The problem:
Work out the number of lines in the listing that include the string "diamond". Reply with that number alone.

***** Data extract *****

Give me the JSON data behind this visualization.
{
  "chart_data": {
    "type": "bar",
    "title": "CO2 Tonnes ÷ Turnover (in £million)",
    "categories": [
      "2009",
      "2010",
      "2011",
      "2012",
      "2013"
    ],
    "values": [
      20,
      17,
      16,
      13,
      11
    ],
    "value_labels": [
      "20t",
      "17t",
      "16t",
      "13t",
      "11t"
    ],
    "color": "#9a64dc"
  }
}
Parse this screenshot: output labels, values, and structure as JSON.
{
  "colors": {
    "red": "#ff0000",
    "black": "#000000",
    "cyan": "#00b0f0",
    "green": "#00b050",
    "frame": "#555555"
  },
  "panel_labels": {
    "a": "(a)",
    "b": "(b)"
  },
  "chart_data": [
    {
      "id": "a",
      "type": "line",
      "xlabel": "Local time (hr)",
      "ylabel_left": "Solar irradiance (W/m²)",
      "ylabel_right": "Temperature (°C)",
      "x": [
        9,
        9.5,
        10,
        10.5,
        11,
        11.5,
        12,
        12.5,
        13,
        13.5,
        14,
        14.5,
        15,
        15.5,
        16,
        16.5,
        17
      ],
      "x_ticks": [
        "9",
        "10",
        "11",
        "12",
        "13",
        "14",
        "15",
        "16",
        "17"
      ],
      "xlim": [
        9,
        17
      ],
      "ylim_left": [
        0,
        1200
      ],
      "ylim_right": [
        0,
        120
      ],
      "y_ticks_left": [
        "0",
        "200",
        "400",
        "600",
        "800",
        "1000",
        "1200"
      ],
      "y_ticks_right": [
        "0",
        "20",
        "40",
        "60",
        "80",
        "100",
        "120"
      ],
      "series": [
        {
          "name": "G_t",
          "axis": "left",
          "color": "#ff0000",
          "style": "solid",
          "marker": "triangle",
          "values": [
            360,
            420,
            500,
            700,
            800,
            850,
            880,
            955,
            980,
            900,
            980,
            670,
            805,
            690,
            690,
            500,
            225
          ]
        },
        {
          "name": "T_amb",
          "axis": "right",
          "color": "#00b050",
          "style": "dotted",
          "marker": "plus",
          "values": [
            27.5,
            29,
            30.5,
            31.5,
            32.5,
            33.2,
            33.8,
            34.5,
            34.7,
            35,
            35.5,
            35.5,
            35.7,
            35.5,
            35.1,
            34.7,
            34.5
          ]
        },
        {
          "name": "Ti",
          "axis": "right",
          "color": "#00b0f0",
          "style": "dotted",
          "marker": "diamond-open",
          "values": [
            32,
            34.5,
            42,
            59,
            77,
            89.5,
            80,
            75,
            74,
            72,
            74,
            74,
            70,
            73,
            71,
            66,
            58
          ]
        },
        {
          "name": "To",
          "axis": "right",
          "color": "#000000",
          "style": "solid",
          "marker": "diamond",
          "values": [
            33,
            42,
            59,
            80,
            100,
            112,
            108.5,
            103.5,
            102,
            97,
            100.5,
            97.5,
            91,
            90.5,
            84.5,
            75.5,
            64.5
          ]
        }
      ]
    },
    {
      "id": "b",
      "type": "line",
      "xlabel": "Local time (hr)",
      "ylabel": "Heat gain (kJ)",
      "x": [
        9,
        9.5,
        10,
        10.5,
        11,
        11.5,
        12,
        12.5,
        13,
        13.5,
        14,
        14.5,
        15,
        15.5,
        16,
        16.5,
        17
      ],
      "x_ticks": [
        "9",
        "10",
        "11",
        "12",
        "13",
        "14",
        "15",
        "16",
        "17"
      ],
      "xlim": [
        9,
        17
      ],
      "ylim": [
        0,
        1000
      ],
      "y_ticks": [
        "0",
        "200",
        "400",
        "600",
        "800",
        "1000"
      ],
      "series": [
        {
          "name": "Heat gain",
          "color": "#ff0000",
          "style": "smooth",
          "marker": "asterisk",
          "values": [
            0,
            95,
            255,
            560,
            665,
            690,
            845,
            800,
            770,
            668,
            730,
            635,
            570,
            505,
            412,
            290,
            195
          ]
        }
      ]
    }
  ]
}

*****

Result of the exercise:
2